◆ SHORT TASK
Below are the records; pull every line that includes "остатков".

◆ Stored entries
- - -
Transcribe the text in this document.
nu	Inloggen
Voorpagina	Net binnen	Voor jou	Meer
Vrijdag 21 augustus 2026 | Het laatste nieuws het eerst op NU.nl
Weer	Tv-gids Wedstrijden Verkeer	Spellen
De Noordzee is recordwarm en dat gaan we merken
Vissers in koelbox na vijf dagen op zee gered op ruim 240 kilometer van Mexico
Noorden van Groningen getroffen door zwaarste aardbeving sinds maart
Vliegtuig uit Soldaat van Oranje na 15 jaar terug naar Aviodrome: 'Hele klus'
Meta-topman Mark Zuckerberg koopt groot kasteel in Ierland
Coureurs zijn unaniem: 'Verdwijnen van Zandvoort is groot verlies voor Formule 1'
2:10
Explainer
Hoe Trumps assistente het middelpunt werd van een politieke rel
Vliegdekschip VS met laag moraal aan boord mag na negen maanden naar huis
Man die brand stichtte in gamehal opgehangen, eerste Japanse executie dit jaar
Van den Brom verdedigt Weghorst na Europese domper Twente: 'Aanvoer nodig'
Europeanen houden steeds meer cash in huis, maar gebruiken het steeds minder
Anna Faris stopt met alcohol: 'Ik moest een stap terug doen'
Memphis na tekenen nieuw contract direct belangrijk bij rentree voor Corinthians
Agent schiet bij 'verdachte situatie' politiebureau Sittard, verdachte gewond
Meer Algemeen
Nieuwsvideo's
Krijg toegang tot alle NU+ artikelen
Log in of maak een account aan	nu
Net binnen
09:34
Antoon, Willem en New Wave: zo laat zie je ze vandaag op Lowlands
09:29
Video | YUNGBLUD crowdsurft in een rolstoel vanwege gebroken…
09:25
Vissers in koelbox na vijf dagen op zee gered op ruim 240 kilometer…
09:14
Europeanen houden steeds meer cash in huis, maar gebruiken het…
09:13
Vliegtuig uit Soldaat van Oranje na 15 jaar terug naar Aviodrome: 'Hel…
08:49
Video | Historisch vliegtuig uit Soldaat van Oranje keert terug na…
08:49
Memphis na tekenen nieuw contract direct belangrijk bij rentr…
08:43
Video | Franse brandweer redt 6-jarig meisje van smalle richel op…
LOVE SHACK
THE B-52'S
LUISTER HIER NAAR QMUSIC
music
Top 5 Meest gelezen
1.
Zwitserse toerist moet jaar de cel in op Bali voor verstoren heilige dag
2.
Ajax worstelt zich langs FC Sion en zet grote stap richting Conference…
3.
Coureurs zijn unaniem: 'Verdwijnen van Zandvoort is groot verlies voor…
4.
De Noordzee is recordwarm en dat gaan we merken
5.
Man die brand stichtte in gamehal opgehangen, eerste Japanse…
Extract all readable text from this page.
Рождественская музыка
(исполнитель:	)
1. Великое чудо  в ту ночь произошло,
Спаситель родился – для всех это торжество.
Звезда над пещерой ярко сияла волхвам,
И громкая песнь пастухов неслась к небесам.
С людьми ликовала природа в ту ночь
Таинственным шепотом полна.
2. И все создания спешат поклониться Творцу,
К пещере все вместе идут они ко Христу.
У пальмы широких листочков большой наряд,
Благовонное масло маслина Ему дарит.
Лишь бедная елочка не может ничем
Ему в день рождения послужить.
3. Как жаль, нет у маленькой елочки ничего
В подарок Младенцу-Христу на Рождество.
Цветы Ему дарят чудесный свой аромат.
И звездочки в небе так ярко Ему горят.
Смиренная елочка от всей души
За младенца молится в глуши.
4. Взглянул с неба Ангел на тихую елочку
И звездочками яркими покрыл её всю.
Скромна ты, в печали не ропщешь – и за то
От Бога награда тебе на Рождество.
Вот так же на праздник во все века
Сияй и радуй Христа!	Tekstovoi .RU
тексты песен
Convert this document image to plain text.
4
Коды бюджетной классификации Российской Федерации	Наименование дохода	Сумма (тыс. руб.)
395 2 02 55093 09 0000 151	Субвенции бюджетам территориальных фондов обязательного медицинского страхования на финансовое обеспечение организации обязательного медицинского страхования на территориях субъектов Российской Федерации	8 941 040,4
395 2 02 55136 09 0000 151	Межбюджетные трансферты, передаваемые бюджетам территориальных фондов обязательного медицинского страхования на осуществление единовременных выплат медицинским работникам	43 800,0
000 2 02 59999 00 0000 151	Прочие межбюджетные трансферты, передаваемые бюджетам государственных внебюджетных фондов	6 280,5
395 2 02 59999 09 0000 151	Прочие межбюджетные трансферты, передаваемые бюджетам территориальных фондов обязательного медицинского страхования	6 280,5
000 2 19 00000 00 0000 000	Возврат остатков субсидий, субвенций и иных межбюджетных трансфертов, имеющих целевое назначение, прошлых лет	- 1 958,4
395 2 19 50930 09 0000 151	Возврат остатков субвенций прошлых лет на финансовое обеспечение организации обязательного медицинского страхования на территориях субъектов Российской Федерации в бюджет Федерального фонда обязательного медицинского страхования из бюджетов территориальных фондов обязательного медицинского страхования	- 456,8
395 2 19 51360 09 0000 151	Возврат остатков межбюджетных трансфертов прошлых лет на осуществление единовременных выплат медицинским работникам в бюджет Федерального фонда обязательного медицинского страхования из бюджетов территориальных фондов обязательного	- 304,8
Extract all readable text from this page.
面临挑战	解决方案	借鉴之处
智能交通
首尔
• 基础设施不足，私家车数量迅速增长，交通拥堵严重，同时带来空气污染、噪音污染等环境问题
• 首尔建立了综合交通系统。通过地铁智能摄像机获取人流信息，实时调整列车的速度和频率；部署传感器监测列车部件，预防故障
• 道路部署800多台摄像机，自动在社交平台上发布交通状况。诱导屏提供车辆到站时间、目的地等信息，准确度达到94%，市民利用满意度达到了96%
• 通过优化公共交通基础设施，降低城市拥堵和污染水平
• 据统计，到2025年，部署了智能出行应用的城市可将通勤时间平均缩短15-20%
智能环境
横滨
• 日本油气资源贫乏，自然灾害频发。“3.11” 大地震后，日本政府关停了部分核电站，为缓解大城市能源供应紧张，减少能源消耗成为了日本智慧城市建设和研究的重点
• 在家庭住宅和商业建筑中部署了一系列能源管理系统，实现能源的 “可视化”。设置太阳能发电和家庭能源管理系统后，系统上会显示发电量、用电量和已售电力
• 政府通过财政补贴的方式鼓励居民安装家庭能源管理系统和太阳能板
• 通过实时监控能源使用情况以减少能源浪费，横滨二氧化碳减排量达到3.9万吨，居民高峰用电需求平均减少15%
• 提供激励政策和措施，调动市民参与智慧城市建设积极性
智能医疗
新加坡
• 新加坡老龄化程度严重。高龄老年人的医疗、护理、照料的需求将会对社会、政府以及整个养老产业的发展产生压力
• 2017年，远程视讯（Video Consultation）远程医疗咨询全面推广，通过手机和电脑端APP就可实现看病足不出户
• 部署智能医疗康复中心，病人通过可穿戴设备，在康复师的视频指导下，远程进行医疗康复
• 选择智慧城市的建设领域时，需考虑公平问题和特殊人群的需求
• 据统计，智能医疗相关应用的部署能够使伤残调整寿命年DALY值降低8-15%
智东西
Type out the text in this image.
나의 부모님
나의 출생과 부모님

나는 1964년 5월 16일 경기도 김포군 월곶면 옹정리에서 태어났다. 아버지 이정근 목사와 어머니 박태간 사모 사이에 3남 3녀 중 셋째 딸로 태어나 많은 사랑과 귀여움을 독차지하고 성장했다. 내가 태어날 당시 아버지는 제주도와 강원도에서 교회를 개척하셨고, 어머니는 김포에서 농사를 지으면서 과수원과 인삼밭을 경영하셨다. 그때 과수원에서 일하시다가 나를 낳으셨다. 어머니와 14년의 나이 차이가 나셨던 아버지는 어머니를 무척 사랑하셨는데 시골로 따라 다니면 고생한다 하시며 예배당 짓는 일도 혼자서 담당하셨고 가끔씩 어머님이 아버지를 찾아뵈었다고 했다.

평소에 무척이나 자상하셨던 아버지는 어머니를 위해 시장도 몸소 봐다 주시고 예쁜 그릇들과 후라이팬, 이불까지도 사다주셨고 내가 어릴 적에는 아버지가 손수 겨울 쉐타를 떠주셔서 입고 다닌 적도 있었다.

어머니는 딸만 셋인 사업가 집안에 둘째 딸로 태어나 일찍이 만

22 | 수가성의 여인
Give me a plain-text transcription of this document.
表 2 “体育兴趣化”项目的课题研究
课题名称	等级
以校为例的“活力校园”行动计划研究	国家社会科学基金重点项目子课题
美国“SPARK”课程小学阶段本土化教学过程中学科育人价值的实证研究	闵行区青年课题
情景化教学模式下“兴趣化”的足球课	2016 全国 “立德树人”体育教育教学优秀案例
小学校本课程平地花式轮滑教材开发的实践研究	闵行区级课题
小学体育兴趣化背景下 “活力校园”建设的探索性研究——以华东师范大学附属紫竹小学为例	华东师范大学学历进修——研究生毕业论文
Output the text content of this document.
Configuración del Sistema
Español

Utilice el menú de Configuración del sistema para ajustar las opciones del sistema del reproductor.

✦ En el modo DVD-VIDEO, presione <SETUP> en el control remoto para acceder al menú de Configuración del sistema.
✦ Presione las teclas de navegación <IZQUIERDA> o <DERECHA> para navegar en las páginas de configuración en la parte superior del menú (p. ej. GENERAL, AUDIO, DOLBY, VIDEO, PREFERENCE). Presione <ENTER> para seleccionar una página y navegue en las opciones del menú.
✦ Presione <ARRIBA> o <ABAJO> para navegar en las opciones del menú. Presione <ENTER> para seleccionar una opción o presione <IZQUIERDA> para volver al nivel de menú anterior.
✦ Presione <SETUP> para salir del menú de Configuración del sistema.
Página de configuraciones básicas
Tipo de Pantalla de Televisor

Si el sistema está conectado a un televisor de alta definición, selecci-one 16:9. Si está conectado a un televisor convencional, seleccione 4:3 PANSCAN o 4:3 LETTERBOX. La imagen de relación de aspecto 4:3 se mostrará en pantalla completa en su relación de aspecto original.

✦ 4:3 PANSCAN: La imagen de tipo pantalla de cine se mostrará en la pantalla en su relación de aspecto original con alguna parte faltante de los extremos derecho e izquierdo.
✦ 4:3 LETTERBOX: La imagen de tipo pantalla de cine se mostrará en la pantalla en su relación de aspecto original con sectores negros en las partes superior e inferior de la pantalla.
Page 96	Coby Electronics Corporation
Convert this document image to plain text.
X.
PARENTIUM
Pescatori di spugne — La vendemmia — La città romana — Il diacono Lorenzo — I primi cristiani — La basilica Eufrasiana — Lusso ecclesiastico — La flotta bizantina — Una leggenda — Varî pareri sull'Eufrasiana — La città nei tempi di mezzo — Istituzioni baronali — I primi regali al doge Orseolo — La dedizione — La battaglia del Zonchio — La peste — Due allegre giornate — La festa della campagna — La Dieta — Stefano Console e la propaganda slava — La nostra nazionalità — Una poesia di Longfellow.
- - -
◆ RESPONSE TO THIS EXERCISE
000 2 19 00000 00 0000 000	Возврат остатков субсидий, субвенций и иных межбюджетных трансфертов, имеющих целевое назначение, прошлых лет	- 1 958,4
395 2 19 50930 09 0000 151	Возврат остатков субвенций прошлых лет на финансовое обеспечение организации обязательного медицинского страхования на территориях субъектов Российской Федерации в бюджет Федерального фонда обязательного медицинского страхования из бюджетов территориальных фондов обязательного медицинского страхования	- 456,8
395 2 19 51360 09 0000 151	Возврат остатков межбюджетных трансфертов прошлых лет на осуществление единовременных выплат медицинским работникам в бюджет Федерального фонда обязательного медицинского страхования из бюджетов территориальных фондов обязательного	- 304,8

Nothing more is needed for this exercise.